I was 12 when my parents divorced and I was happy. I don't know why...I just was. Life was better after my parents were away from each other.

Now, my older daughter is indifferent (but it's not her dad). Our 2.5 year old doesn't notice too much. He worked a LOT when he lived here (he has 12 hour days) and so when he's not here, we just say he's at work and she's ok with that.


----------



## Deejo (May 20, 2008)

3littleangelsmom said:


> My husband and I are into our 3rd month of seperation. Our kids are 13, 10, and 3. I think my kids have a very distorted and disconnected idea of what marriage and family is all about.


At this particular moment in time, I think it is safe to say that most adults also have a disconnected and distorted view of what marriage and family is all about.

I am a big believer that how the kids feel will be mirrored according to how the parents handle the separation.

If mom and dad are distraught, bitter, angry or melancholy, then the kids will feel like the bottom has fallen out of their world. If mom and dad remain focused on maintaining the kids welfare, and remain respectful towards one another, than the impact is exponentially less traumatic.

Are you ok with the fact that they are ok? Whether they are ambivalent or not, to me is immaterial if they appear to be happy, well adjusted and functioning.


----------



## Ten_year_hubby (Jun 24, 2010)

########

# TASK LIST
1) In the forum thread about children and parental separation, what are the ages of the kids of the poster who is three months into a separation?
2) Continue the forum thread about children and parental separation, starting right after its last line.

# PROVIDED MATERIAL

########

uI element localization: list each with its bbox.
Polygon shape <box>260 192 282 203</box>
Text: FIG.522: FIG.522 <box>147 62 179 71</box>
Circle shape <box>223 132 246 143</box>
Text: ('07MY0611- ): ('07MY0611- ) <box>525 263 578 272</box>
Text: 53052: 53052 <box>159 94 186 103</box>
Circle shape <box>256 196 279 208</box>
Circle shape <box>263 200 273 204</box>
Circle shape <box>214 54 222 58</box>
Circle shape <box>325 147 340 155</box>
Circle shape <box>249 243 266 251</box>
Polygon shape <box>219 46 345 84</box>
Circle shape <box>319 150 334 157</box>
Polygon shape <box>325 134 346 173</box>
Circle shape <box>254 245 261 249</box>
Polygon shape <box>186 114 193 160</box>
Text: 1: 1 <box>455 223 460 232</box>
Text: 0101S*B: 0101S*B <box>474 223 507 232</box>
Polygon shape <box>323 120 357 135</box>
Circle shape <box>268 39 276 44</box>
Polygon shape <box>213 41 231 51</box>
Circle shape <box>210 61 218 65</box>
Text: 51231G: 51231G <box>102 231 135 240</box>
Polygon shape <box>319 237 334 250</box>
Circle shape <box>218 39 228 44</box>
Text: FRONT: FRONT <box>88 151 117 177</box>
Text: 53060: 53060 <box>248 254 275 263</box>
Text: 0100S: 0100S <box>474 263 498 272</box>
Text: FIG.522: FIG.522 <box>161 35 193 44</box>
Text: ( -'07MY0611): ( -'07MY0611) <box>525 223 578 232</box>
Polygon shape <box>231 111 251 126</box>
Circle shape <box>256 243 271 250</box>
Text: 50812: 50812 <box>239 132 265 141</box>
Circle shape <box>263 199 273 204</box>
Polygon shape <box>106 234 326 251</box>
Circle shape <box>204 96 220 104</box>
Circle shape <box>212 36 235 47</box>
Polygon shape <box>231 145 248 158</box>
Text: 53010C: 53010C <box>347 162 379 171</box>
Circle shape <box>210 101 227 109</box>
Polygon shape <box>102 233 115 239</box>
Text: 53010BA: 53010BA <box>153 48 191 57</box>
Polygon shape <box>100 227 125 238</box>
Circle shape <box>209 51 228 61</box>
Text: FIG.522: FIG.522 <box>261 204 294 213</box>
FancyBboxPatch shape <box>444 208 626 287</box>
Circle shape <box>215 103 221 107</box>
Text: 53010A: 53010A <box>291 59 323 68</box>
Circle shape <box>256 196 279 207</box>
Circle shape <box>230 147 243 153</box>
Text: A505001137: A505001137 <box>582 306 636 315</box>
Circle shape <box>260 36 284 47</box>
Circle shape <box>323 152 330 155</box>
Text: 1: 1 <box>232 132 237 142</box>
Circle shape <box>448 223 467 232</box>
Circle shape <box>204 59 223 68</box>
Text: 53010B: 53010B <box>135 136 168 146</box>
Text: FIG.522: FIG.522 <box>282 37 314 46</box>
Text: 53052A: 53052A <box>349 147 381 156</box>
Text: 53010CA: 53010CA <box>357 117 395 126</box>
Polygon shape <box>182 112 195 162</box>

########

# WRITTEN RESPONSES
1) 13, 10, and 3.

2)
With all due respect, I think that giving the kids a model for adult intimate relationships that has separation (which usually goes with selfishness) as a major factor is working against their future ability to have a successful marriage relationship for themselves. I see this right now where my wife grew up in an unstable household and now she is creating instability in our marriage and I can see how it affects our kids, especially our daughter. I can't express the depth of my sadness


----------



## upset/confused (Jul 26, 2011)

For my kids, ages 8 and 6, their dad was gone 8 months out of the year for work ( for the last 4 years), so they arent affected just yet. They think that he is just working alot. 

We are going to move halfway around the world here next month and they understand that they will only see him once a year. But like I said, for us it has always been this way, disconnected. I was worried at first, but no longer.

My youngest did ask if dad was gonna marry again and get new kids....broke my heart. STBX left us for OW.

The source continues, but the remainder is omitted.